START
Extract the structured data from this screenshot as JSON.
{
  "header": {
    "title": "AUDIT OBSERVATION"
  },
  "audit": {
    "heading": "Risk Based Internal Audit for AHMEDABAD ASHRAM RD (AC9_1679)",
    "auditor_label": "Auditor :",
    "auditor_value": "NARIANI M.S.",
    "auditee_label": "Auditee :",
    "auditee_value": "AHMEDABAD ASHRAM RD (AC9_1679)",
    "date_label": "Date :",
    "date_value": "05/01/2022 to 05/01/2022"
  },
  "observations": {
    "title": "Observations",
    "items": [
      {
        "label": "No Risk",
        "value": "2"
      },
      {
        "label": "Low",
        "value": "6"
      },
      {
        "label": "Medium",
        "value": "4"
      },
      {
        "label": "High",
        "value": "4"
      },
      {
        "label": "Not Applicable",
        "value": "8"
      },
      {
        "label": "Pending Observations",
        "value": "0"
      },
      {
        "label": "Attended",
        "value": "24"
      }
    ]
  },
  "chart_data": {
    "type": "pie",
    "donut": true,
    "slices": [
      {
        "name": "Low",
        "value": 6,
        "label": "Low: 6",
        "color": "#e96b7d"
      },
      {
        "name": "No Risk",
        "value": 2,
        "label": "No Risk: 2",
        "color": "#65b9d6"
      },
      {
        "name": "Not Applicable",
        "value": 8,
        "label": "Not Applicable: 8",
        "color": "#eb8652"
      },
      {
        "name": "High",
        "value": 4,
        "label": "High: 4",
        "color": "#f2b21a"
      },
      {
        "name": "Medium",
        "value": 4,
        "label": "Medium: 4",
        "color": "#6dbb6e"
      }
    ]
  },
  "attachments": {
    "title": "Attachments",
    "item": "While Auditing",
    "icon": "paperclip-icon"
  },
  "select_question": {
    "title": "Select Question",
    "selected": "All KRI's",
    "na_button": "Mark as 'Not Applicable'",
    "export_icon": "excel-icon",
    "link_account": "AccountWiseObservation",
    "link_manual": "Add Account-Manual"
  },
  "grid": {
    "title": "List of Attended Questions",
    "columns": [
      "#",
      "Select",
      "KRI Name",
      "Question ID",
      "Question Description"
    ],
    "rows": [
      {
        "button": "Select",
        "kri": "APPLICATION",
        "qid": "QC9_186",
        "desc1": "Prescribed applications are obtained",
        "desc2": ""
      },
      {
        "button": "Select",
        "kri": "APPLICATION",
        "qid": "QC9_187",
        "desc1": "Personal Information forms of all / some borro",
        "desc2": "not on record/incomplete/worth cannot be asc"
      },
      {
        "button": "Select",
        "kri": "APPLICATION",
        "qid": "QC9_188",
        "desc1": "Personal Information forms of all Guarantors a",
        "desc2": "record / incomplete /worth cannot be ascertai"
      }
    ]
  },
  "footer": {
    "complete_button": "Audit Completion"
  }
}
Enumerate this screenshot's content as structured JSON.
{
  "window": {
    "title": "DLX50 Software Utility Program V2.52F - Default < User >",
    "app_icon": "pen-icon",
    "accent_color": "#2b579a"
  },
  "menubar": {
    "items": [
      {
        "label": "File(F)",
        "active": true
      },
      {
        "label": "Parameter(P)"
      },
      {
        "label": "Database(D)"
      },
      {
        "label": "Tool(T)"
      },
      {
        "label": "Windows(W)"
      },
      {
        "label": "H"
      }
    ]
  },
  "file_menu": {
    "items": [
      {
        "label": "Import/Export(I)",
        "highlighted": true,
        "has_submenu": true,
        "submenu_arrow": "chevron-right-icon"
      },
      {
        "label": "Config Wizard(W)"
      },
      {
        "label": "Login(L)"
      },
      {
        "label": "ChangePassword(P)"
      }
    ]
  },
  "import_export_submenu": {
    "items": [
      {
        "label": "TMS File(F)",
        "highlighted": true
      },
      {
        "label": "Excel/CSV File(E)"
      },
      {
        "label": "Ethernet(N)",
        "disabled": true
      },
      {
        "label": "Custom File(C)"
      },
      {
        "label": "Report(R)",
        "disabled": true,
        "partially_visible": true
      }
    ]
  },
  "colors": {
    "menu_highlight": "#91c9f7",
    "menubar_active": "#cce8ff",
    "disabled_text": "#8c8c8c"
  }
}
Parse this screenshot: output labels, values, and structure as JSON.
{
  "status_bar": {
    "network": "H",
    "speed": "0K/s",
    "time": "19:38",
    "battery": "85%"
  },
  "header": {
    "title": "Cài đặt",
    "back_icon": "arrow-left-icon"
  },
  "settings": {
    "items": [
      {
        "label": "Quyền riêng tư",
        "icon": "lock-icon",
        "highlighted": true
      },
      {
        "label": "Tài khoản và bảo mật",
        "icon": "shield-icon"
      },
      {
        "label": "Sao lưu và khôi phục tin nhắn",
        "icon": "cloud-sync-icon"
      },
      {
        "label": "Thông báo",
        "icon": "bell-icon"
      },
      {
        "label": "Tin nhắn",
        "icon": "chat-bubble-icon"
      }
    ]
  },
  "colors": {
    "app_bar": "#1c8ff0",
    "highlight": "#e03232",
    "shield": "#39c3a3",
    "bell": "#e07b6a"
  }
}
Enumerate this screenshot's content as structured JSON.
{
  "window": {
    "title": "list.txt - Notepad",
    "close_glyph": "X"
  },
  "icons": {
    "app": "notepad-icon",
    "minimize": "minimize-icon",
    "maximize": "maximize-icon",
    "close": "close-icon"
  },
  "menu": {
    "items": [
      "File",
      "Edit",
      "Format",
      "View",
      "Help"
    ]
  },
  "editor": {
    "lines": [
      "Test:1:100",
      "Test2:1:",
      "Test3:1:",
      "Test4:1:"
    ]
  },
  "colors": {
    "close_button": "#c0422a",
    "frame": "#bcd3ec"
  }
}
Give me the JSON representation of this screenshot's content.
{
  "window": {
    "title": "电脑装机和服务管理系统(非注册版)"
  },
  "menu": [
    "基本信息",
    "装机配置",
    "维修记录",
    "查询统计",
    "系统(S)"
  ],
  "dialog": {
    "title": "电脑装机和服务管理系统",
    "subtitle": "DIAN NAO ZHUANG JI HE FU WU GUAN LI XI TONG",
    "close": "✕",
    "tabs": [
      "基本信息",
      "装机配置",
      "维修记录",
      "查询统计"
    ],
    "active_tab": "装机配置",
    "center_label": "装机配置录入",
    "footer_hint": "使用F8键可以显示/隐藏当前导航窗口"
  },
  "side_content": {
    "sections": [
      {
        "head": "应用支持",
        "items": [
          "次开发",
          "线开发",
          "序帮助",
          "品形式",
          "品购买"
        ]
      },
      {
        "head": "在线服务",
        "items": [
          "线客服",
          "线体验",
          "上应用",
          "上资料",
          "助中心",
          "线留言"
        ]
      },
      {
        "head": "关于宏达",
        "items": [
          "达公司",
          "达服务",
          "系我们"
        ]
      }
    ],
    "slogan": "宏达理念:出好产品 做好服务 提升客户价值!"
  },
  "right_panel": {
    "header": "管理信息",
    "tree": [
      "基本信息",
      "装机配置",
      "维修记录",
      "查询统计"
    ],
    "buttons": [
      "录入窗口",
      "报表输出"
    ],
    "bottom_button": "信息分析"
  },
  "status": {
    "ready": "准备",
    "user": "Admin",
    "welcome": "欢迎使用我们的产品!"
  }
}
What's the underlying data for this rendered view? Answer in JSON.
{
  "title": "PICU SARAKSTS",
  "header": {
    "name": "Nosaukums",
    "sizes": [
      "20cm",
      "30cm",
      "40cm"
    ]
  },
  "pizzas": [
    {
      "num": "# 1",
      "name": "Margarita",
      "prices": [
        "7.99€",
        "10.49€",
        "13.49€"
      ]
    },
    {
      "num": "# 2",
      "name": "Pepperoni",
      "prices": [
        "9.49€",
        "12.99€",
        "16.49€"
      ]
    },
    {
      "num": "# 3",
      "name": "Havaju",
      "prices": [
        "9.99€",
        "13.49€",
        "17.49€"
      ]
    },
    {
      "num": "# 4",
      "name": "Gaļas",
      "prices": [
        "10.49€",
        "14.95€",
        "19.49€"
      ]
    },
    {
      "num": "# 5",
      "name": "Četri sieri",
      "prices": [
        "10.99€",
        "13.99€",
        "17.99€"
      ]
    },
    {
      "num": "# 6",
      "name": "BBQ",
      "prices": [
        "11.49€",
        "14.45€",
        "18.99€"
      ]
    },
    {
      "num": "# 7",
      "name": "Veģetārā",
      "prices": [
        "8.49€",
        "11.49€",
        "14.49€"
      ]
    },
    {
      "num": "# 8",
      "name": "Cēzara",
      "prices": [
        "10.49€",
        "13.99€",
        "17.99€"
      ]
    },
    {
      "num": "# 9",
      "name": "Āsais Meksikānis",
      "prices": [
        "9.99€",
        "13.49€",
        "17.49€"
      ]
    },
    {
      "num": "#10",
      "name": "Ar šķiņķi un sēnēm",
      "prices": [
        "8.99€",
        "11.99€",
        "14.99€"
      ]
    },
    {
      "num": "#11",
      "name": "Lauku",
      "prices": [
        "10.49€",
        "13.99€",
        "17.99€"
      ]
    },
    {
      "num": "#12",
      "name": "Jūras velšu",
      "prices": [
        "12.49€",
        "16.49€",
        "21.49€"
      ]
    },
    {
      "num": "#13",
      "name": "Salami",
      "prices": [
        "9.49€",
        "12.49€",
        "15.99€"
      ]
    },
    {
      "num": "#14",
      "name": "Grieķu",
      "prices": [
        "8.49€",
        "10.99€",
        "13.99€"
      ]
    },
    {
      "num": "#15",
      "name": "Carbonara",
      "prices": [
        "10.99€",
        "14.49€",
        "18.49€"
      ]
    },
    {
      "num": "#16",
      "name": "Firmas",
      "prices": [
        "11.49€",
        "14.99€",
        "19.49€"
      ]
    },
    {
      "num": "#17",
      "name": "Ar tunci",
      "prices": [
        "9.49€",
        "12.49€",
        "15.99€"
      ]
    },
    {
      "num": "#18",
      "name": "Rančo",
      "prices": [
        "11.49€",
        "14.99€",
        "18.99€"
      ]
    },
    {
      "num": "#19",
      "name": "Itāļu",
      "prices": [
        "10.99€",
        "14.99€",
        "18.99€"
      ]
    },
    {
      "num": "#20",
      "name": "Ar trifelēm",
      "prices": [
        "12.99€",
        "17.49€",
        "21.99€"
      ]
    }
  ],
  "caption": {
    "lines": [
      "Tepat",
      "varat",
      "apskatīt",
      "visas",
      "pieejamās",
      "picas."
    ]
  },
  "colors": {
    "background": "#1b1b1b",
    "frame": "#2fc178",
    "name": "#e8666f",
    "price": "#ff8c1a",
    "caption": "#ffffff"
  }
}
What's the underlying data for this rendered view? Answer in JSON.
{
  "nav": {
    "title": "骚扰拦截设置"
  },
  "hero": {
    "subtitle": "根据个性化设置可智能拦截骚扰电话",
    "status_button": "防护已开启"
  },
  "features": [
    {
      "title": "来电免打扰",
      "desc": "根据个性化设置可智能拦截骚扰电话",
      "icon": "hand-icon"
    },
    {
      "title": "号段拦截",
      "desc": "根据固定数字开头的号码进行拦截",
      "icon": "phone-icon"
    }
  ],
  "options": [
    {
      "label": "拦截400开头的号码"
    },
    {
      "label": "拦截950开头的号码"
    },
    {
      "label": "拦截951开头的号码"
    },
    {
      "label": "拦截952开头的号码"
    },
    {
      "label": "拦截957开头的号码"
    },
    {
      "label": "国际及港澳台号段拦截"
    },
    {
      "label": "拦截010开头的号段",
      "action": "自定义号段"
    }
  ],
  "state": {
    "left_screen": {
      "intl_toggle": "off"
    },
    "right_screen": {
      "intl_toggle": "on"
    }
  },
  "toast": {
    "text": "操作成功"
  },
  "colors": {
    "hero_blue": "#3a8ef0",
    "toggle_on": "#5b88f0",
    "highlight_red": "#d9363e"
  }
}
END
■ **EXERCISE PROMPT**
Take each line of the material that contains the word "根据个性化设置可智能拦截骚扰电话" and list it.

■ **WRITTEN SOLUTION**
    "subtitle": "根据个性化设置可智能拦截骚扰电话",
      "desc": "根据个性化设置可智能拦截骚扰电话",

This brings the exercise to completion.